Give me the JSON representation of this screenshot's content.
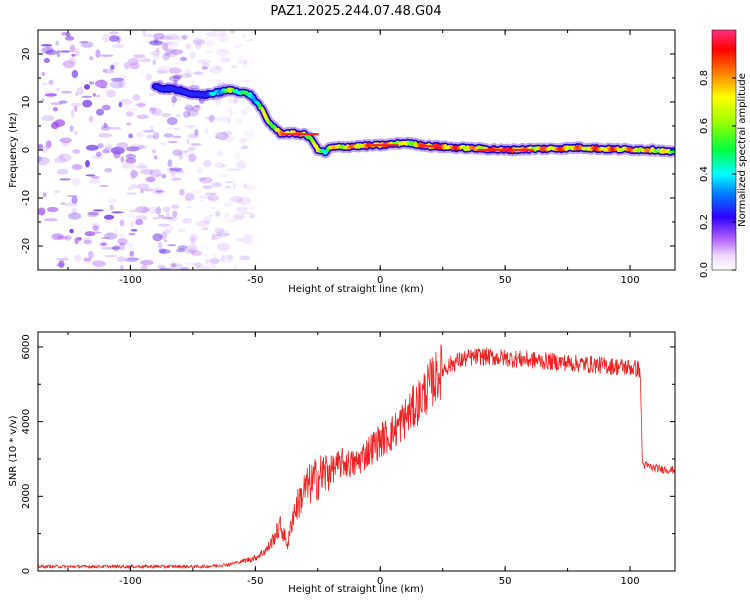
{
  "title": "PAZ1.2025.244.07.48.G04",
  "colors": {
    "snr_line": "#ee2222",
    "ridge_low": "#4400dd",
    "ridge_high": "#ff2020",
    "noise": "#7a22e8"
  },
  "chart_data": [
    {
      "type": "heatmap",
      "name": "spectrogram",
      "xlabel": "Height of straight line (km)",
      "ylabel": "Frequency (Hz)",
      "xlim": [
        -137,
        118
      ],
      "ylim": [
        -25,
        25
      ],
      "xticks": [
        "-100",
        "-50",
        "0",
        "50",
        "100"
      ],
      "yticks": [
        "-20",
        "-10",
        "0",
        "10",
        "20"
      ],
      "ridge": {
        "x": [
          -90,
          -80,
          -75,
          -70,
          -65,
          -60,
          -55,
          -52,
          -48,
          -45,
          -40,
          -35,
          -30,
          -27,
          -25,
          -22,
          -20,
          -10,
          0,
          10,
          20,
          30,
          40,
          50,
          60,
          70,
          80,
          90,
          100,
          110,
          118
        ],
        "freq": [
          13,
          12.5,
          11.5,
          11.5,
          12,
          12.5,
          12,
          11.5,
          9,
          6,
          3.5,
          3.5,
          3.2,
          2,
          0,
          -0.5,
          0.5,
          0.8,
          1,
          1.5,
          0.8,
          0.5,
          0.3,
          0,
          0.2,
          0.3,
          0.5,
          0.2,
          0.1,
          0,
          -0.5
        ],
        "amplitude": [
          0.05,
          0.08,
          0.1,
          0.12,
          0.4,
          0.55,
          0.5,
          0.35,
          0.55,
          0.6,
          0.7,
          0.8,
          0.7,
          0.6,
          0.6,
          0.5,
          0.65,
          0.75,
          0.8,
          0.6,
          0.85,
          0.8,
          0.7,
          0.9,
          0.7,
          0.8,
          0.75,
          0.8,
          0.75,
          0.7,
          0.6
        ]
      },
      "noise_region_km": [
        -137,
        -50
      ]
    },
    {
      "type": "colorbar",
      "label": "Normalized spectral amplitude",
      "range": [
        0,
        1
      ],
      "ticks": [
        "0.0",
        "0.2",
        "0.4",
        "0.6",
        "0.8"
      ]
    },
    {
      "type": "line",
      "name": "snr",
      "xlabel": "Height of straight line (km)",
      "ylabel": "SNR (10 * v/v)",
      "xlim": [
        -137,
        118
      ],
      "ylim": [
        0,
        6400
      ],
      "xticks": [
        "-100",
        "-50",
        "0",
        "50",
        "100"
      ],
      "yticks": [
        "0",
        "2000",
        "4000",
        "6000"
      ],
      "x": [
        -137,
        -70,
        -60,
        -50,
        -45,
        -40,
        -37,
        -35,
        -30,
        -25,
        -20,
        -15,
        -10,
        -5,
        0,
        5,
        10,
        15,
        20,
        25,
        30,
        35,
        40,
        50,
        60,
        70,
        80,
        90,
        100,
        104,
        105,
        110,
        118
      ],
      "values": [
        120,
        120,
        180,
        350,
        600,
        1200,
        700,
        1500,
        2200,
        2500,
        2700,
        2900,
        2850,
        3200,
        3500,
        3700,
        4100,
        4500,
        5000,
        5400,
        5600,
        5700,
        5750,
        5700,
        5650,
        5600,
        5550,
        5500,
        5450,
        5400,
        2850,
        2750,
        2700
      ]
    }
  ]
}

---

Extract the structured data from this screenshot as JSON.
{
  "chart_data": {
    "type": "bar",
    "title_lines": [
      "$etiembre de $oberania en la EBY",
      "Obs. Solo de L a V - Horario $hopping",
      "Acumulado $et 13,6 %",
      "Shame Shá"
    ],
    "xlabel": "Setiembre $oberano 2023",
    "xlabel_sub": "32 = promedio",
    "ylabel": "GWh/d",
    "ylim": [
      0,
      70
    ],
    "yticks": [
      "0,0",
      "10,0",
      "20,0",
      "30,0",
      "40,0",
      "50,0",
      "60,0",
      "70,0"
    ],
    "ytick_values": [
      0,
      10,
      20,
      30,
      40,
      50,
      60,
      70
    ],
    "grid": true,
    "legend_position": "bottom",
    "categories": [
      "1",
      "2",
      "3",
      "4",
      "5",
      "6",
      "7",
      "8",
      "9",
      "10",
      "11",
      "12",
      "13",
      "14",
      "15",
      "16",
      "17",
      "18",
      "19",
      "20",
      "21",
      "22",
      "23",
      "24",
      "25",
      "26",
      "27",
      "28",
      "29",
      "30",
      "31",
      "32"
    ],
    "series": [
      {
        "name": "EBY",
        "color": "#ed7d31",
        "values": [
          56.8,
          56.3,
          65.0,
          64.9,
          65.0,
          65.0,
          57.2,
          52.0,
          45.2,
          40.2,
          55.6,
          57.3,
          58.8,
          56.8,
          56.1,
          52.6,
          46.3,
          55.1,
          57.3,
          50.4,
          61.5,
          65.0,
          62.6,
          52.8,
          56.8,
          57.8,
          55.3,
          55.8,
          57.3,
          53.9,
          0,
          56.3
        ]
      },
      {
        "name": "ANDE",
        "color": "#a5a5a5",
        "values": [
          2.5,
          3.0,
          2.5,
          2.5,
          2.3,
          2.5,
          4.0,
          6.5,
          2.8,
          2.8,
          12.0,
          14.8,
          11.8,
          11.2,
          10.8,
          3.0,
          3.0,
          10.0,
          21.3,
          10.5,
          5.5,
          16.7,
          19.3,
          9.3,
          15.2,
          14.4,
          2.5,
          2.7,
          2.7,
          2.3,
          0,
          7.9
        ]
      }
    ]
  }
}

Work instructions: Find how many lines in the records contain the string "amplitude", then give the number alone.

Solution for this exercise: 2